→ **To be done**
Exactly repeat the full listing that follows.

→ **Materials provided**
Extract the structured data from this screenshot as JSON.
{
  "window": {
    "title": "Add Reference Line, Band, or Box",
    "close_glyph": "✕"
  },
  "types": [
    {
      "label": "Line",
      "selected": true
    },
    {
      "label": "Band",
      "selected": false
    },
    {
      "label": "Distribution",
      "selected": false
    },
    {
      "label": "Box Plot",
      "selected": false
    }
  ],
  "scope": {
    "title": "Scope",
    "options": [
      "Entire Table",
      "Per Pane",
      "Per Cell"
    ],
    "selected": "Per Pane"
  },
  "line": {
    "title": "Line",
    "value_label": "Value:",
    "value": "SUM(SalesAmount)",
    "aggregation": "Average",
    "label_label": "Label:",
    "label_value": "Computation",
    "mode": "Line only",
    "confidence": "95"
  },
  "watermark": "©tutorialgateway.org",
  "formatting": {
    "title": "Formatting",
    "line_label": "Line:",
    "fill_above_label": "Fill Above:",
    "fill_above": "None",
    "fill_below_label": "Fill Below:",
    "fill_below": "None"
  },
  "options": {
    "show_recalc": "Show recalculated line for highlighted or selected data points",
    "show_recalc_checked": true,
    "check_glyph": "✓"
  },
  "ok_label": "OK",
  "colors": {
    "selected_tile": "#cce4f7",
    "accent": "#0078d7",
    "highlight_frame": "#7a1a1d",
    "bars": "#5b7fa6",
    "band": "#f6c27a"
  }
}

→ **Task solution**
Extract the structured data from this screenshot as JSON.
{
  "window": {
    "title": "Add Reference Line, Band, or Box",
    "close_glyph": "✕"
  },
  "types": [
    {
      "label": "Line",
      "selected": true
    },
    {
      "label": "Band",
      "selected": false
    },
    {
      "label": "Distribution",
      "selected": false
    },
    {
      "label": "Box Plot",
      "selected": false
    }
  ],
  "scope": {
    "title": "Scope",
    "options": [
      "Entire Table",
      "Per Pane",
      "Per Cell"
    ],
    "selected": "Per Pane"
  },
  "line": {
    "title": "Line",
    "value_label": "Value:",
    "value": "SUM(SalesAmount)",
    "aggregation": "Average",
    "label_label": "Label:",
    "label_value": "Computation",
    "mode": "Line only",
    "confidence": "95"
  },
  "watermark": "©tutorialgateway.org",
  "formatting": {
    "title": "Formatting",
    "line_label": "Line:",
    "fill_above_label": "Fill Above:",
    "fill_above": "None",
    "fill_below_label": "Fill Below:",
    "fill_below": "None"
  },
  "options": {
    "show_recalc": "Show recalculated line for highlighted or selected data points",
    "show_recalc_checked": true,
    "check_glyph": "✓"
  },
  "ok_label": "OK",
  "colors": {
    "selected_tile": "#cce4f7",
    "accent": "#0078d7",
    "highlight_frame": "#7a1a1d",
    "bars": "#5b7fa6",
    "band": "#f6c27a"
  }
}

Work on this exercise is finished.